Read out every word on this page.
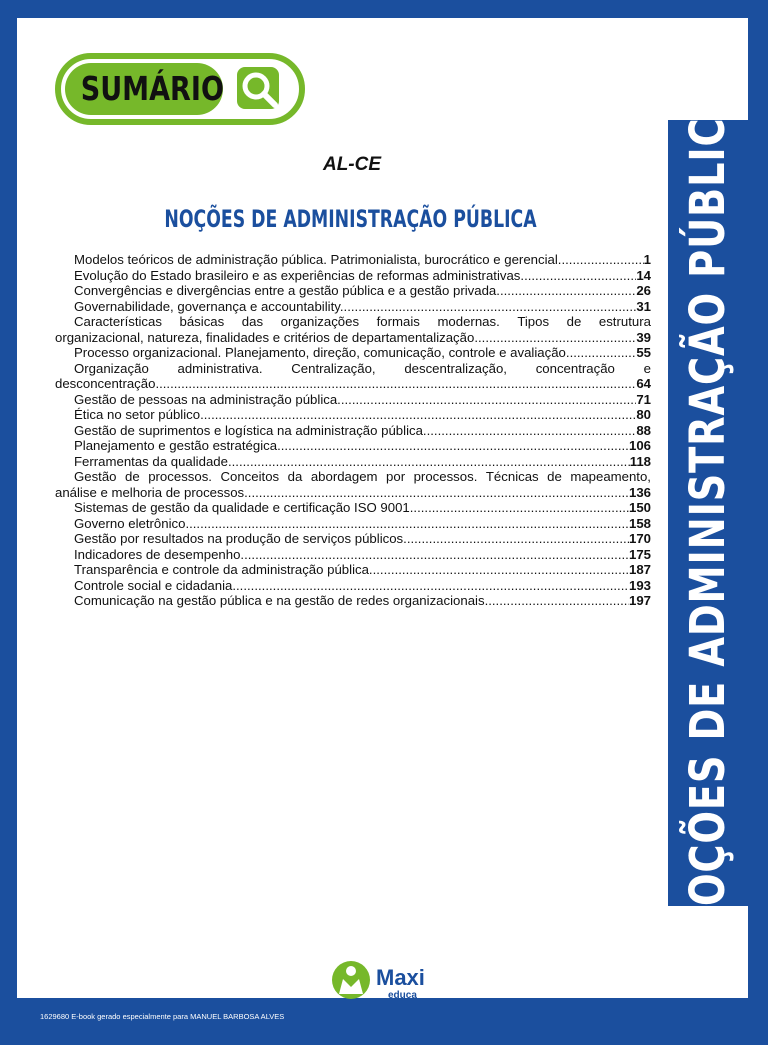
NOÇÕES DE ADMINISTRAÇÃO PÚBLICA
SUMÁRIO
AL-CE
NOÇÕES DE ADMINISTRAÇÃO PÚBLICA
Modelos teóricos de administração pública. Patrimonialista, burocrático e gerencial. .....	1
Evolução do Estado brasileiro e as experiências de reformas administrativas. .....	14
Convergências e divergências entre a gestão pública e a gestão privada. .....	26
Governabilidade, governança e accountability. .....	31
Características básicas das organizações formais modernas. Tipos de estrutura
organizacional, natureza, finalidades e critérios de departamentalização. .....	39
Processo organizacional. Planejamento, direção, comunicação, controle e avaliação. .....	55
Organização administrativa. Centralização, descentralização, concentração e
desconcentração. .....	64
Gestão de pessoas na administração pública. .....	71
Ética no setor público. .....	80
Gestão de suprimentos e logística na administração pública. .....	88
Planejamento e gestão estratégica. .....	106
Ferramentas da qualidade. .....	118
Gestão de processos. Conceitos da abordagem por processos. Técnicas de mapeamento,
análise e melhoria de processos. .....	136
Sistemas de gestão da qualidade e certificação ISO 9001 .....	150
Governo eletrônico .....	158
Gestão por resultados na produção de serviços públicos. .....	170
Indicadores de desempenho. .....	175
Transparência e controle da administração pública. .....	187
Controle social e cidadania. .....	193
Comunicação na gestão pública e na gestão de redes organizacionais .....	197
Maxi
educa
1629680 E-book gerado especialmente para MANUEL BARBOSA ALVES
☆ ☆ ☆
* _What to work on_
None of the pictures should appear; repeat the records exactly otherwise.

* _Solution for this exercise_
Read out every word on this page.
NOÇÕES DE ADMINISTRAÇÃO PÚBLICA
SUMÁRIO
AL-CE
NOÇÕES DE ADMINISTRAÇÃO PÚBLICA
Modelos teóricos de administração pública. Patrimonialista, burocrático e gerencial. .....	1
Evolução do Estado brasileiro e as experiências de reformas administrativas. .....	14
Convergências e divergências entre a gestão pública e a gestão privada. .....	26
Governabilidade, governança e accountability. .....	31
Características básicas das organizações formais modernas. Tipos de estrutura
organizacional, natureza, finalidades e critérios de departamentalização. .....	39
Processo organizacional. Planejamento, direção, comunicação, controle e avaliação. .....	55
Organização administrativa. Centralização, descentralização, concentração e
desconcentração. .....	64
Gestão de pessoas na administração pública. .....	71
Ética no setor público. .....	80
Gestão de suprimentos e logística na administração pública. .....	88
Planejamento e gestão estratégica. .....	106
Ferramentas da qualidade. .....	118
Gestão de processos. Conceitos da abordagem por processos. Técnicas de mapeamento,
análise e melhoria de processos. .....	136
Sistemas de gestão da qualidade e certificação ISO 9001 .....	150
Governo eletrônico .....	158
Gestão por resultados na produção de serviços públicos. .....	170
Indicadores de desempenho. .....	175
Transparência e controle da administração pública. .....	187
Controle social e cidadania. .....	193
Comunicação na gestão pública e na gestão de redes organizacionais .....	197
Maxi
educa
1629680 E-book gerado especialmente para MANUEL BARBOSA ALVES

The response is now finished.